[Stored records]
:::

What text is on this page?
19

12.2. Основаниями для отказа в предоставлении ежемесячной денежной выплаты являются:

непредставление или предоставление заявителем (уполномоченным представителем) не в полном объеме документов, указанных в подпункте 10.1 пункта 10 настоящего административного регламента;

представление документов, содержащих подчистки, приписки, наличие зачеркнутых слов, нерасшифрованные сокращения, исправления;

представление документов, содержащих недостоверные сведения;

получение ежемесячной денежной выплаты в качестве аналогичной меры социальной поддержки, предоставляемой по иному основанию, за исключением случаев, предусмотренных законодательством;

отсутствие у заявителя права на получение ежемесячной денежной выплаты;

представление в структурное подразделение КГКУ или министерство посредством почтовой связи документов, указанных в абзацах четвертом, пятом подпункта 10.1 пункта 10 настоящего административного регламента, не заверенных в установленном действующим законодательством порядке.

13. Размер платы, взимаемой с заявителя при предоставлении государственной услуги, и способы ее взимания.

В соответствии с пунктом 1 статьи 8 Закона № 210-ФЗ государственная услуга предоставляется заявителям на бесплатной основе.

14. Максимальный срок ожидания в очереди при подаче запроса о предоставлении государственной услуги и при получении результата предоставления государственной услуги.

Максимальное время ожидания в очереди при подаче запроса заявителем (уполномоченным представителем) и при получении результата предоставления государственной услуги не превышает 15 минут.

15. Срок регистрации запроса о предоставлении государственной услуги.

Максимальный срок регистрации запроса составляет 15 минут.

:::

#### What this task involves
Copy the records above exactly.

#### The completed task
What text is on this page?
19

12.2. Основаниями для отказа в предоставлении ежемесячной денежной выплаты являются:

непредставление или предоставление заявителем (уполномоченным представителем) не в полном объеме документов, указанных в подпункте 10.1 пункта 10 настоящего административного регламента;

представление документов, содержащих подчистки, приписки, наличие зачеркнутых слов, нерасшифрованные сокращения, исправления;

представление документов, содержащих недостоверные сведения;

получение ежемесячной денежной выплаты в качестве аналогичной меры социальной поддержки, предоставляемой по иному основанию, за исключением случаев, предусмотренных законодательством;

отсутствие у заявителя права на получение ежемесячной денежной выплаты;

представление в структурное подразделение КГКУ или министерство посредством почтовой связи документов, указанных в абзацах четвертом, пятом подпункта 10.1 пункта 10 настоящего административного регламента, не заверенных в установленном действующим законодательством порядке.

13. Размер платы, взимаемой с заявителя при предоставлении государственной услуги, и способы ее взимания.

В соответствии с пунктом 1 статьи 8 Закона № 210-ФЗ государственная услуга предоставляется заявителям на бесплатной основе.

14. Максимальный срок ожидания в очереди при подаче запроса о предоставлении государственной услуги и при получении результата предоставления государственной услуги.

Максимальное время ожидания в очереди при подаче запроса заявителем (уполномоченным представителем) и при получении результата предоставления государственной услуги не превышает 15 минут.

15. Срок регистрации запроса о предоставлении государственной услуги.

Максимальный срок регистрации запроса составляет 15 минут.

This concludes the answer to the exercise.